[Exercise task] From the listing below, count the lines where the string "Республики" occurs. Give the number, with no other words.
- - - - -
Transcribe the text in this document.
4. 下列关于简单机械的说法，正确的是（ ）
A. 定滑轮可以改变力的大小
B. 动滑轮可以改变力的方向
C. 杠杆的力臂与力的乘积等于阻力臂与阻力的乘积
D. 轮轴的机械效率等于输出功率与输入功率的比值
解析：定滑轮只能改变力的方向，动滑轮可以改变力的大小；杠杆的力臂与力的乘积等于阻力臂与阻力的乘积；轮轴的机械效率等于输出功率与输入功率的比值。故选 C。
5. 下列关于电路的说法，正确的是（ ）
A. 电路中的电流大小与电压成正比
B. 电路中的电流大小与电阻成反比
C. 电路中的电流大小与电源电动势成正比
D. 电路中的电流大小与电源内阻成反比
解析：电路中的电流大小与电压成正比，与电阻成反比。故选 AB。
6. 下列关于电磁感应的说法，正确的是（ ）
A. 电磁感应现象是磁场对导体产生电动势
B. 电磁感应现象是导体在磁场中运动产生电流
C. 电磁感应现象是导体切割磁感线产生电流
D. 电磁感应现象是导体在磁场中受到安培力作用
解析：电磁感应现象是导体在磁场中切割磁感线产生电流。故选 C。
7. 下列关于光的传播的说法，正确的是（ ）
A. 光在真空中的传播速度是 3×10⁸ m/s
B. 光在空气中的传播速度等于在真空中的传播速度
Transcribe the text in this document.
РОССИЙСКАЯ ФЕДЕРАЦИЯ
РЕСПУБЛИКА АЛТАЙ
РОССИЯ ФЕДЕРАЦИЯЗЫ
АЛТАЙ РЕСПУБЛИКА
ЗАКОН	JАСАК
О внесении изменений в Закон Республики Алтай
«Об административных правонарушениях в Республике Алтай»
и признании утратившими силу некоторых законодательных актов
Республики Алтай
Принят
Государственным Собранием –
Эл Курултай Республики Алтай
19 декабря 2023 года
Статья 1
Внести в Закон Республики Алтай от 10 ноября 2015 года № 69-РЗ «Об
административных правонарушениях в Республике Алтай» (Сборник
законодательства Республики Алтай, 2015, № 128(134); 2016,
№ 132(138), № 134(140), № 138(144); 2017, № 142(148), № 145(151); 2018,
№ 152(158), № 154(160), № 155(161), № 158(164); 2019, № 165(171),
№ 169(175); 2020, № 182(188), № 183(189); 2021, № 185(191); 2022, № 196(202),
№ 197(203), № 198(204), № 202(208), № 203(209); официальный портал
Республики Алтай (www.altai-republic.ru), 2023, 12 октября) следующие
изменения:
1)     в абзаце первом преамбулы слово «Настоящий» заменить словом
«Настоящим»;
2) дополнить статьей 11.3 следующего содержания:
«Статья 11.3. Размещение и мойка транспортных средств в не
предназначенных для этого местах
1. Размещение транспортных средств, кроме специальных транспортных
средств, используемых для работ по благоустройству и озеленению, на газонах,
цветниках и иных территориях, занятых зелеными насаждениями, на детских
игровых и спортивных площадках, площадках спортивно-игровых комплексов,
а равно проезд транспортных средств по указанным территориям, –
- - - - -
[Full response] 6